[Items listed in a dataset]
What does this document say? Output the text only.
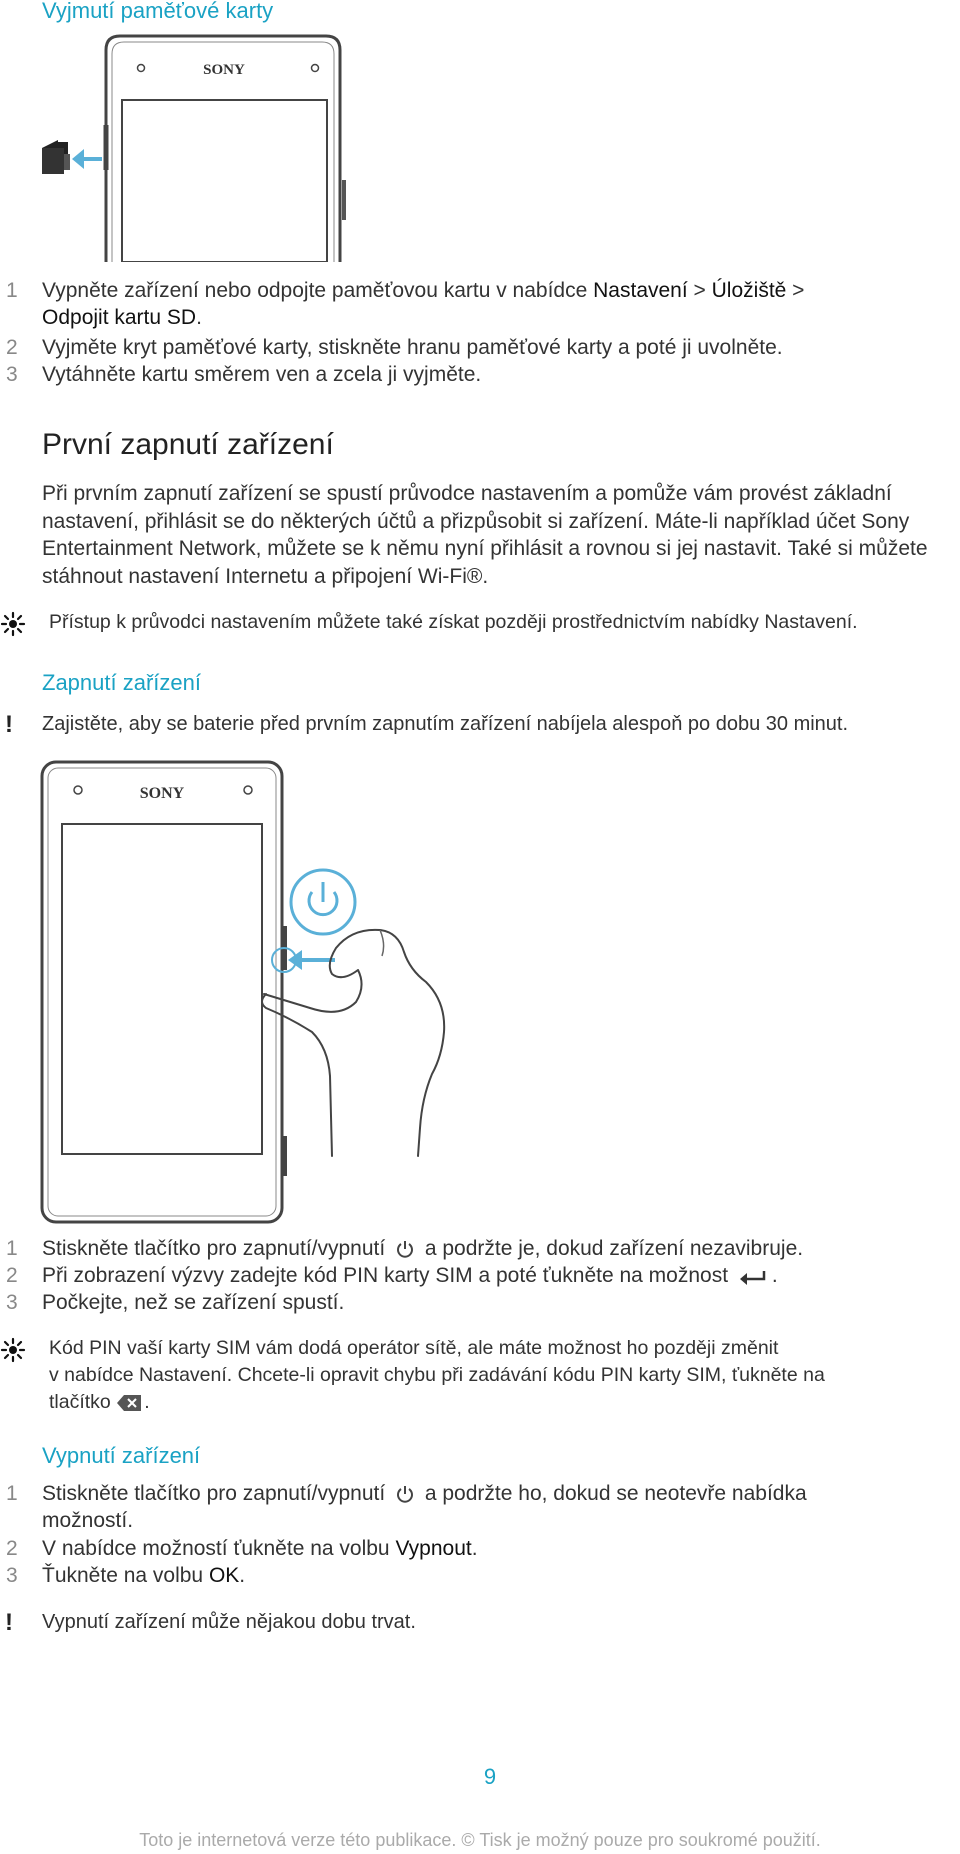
Vyjmutí paměťové karty
SONY
1 Vypněte zařízení nebo odpojte paměťovou kartu v nabídce Nastavení > Úložiště >
Odpojit kartu SD.
2 Vyjměte kryt paměťové karty, stiskněte hranu paměťové karty a poté ji uvolněte.
3 Vytáhněte kartu směrem ven a zcela ji vyjměte.
První zapnutí zařízení

Při prvním zapnutí zařízení se spustí průvodce nastavením a pomůže vám provést základní nastavení, přihlásit se do některých účtů a přizpůsobit si zařízení. Máte-li například účet Sony Entertainment Network, můžete se k němu nyní přihlásit a rovnou si jej nastavit. Také si můžete stáhnout nastavení Internetu a připojení Wi-Fi®.

Přístup k průvodci nastavením můžete také získat později prostřednictvím nabídky Nastavení.
Zapnutí zařízení
! Zajistěte, aby se baterie před prvním zapnutím zařízení nabíjela alespoň po dobu 30 minut.
SONY
1 Stiskněte tlačítko pro zapnutí/vypnutí  a podržte je, dokud zařízení nezavibruje.
2 Při zobrazení výzvy zadejte kód PIN karty SIM a poté ťukněte na možnost .
3 Počkejte, než se zařízení spustí.
Kód PIN vaší karty SIM vám dodá operátor sítě, ale máte možnost ho později změnit
v nabídce Nastavení. Chcete-li opravit chybu při zadávání kódu PIN karty SIM, ťukněte na
tlačítko .
Vypnutí zařízení
1 Stiskněte tlačítko pro zapnutí/vypnutí  a podržte ho, dokud se neotevře nabídka možností.
2 V nabídce možností ťukněte na volbu Vypnout.
3 Ťukněte na volbu OK.
! Vypnutí zařízení může nějakou dobu trvat.
9
Toto je internetová verze této publikace. © Tisk je možný pouze pro soukromé použití.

*TASK PROMPT*. Do not include the images; transcribe the rest of the listing exactly.

*CORRECT ANSWER*.
What does this document say? Output the text only.
Vyjmutí paměťové karty
SONY
1 Vypněte zařízení nebo odpojte paměťovou kartu v nabídce Nastavení > Úložiště >
Odpojit kartu SD.
2 Vyjměte kryt paměťové karty, stiskněte hranu paměťové karty a poté ji uvolněte.
3 Vytáhněte kartu směrem ven a zcela ji vyjměte.
První zapnutí zařízení

Při prvním zapnutí zařízení se spustí průvodce nastavením a pomůže vám provést základní nastavení, přihlásit se do některých účtů a přizpůsobit si zařízení. Máte-li například účet Sony Entertainment Network, můžete se k němu nyní přihlásit a rovnou si jej nastavit. Také si můžete stáhnout nastavení Internetu a připojení Wi-Fi®.

Přístup k průvodci nastavením můžete také získat později prostřednictvím nabídky Nastavení.
Zapnutí zařízení
! Zajistěte, aby se baterie před prvním zapnutím zařízení nabíjela alespoň po dobu 30 minut.
SONY
1 Stiskněte tlačítko pro zapnutí/vypnutí  a podržte je, dokud zařízení nezavibruje.
2 Při zobrazení výzvy zadejte kód PIN karty SIM a poté ťukněte na možnost .
3 Počkejte, než se zařízení spustí.
Kód PIN vaší karty SIM vám dodá operátor sítě, ale máte možnost ho později změnit
v nabídce Nastavení. Chcete-li opravit chybu při zadávání kódu PIN karty SIM, ťukněte na
tlačítko .
Vypnutí zařízení
1 Stiskněte tlačítko pro zapnutí/vypnutí  a podržte ho, dokud se neotevře nabídka možností.
2 V nabídce možností ťukněte na volbu Vypnout.
3 Ťukněte na volbu OK.
! Vypnutí zařízení může nějakou dobu trvat.
9
Toto je internetová verze této publikace. © Tisk je možný pouze pro soukromé použití.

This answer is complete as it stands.